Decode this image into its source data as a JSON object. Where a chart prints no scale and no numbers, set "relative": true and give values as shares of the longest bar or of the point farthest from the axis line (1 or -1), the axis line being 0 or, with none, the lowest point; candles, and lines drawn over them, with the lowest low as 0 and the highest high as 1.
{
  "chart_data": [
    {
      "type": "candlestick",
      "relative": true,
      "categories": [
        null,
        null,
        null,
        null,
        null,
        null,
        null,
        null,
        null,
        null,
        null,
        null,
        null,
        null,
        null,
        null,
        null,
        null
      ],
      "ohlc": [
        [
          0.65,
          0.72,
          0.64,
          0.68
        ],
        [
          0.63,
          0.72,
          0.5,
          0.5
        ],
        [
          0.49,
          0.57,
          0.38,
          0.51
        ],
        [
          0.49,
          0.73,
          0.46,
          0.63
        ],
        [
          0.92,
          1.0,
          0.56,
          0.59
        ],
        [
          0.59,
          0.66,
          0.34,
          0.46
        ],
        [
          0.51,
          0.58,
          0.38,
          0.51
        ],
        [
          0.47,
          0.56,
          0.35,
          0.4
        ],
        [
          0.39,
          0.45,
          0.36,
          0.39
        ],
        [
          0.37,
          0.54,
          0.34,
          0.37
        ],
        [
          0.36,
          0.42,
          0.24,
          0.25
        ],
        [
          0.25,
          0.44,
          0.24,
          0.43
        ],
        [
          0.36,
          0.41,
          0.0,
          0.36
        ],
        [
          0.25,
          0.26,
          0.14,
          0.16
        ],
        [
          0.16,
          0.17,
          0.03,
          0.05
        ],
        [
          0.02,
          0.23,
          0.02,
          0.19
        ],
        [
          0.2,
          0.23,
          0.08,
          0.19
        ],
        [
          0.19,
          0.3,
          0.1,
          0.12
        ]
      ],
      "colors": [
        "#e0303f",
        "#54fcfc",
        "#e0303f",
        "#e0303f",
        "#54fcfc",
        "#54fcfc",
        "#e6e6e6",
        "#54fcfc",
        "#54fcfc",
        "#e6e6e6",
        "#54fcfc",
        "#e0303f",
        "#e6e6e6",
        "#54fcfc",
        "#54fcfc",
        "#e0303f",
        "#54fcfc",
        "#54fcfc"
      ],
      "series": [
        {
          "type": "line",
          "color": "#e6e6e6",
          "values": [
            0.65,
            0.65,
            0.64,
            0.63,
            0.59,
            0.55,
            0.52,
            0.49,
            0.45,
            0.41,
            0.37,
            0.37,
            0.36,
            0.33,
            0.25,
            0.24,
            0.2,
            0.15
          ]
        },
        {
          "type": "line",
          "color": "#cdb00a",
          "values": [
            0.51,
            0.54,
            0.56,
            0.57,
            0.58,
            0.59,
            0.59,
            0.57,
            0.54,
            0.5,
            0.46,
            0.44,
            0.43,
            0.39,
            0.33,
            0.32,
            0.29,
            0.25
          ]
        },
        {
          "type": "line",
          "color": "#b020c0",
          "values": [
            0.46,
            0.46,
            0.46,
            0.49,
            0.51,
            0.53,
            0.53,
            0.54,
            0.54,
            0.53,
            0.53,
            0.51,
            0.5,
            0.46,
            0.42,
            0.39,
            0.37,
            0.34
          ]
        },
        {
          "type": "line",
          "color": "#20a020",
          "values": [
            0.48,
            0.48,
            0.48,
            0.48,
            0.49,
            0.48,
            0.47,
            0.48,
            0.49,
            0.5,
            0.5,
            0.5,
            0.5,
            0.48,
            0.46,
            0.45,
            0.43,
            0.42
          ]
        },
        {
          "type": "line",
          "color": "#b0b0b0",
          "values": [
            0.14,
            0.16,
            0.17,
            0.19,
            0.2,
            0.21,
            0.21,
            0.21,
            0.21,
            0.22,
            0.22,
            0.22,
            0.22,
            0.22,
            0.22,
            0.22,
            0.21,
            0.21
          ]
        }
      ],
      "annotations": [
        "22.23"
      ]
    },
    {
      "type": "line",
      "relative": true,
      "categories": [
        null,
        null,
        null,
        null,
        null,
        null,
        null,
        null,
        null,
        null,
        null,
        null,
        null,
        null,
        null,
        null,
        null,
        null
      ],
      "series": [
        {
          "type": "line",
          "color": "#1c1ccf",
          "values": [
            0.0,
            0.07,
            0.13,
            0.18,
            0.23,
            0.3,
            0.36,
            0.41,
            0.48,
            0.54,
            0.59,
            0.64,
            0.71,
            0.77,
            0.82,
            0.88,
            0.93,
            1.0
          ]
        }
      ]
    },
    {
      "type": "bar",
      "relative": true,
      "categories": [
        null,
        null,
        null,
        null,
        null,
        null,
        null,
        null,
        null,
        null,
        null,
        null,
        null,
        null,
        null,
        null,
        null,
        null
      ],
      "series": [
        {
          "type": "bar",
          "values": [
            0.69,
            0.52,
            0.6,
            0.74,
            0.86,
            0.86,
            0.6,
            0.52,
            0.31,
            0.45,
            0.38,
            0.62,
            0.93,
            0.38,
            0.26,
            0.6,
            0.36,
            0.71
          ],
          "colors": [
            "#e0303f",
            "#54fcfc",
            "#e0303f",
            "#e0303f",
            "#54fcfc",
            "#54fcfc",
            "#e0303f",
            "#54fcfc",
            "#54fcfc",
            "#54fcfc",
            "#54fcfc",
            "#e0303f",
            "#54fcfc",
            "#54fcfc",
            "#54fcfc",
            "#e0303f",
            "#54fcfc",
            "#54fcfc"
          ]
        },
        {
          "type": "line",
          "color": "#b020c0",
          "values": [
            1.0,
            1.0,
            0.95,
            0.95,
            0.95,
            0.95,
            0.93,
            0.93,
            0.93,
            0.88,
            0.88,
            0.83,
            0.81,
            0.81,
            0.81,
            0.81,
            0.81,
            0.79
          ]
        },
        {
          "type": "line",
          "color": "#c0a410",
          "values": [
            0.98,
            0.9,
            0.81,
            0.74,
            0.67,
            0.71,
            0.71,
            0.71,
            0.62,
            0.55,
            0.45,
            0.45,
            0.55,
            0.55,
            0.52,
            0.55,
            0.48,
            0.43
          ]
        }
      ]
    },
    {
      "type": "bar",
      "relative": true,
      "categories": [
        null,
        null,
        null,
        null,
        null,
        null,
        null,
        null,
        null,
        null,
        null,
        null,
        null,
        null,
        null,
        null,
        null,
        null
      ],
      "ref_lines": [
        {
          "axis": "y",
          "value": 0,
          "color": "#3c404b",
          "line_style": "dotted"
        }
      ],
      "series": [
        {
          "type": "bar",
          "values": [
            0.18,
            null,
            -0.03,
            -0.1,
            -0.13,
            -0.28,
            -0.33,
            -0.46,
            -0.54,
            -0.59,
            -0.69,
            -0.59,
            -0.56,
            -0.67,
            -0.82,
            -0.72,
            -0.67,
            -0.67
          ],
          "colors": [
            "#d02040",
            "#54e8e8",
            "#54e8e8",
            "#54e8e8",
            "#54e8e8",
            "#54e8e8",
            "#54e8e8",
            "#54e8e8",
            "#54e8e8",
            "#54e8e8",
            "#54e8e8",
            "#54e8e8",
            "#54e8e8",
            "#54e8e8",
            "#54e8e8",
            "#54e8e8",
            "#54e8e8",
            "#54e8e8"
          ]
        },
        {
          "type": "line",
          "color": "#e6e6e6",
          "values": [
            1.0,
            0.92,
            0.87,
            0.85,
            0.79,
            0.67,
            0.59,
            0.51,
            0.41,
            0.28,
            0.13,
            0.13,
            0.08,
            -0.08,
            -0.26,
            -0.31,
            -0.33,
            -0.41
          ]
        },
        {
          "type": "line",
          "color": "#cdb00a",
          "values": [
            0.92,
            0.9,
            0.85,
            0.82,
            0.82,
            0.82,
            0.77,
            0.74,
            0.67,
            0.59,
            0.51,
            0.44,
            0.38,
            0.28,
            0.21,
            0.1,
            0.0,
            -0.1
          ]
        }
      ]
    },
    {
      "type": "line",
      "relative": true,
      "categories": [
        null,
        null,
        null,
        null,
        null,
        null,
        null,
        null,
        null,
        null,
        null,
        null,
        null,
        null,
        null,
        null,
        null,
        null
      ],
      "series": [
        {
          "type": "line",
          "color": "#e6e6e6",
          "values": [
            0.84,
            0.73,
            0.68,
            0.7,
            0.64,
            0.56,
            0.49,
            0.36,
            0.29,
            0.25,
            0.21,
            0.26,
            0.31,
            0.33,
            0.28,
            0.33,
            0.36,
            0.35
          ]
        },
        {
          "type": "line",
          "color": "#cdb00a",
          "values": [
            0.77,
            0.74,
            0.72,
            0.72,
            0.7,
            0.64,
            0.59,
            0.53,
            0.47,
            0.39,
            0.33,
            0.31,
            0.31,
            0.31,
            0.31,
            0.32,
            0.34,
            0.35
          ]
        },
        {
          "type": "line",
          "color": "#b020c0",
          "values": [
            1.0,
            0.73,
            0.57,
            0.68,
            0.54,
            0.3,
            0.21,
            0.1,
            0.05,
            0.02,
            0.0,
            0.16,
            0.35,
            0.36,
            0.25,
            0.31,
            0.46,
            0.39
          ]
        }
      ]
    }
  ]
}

────────

Go through the entries and return each line where the word "axis" appears.

§ **The reply**:
Decode this image into its source data as a JSON object. Where a chart prints no scale and no numbers, set "relative": true and give values as shares of the longest bar or of the point farthest from the axis line (1 or -1), the axis line being 0 or, with none, the lowest point; candles, and lines drawn over them, with the lowest low as 0 and the highest high as 1.
          "axis": "y",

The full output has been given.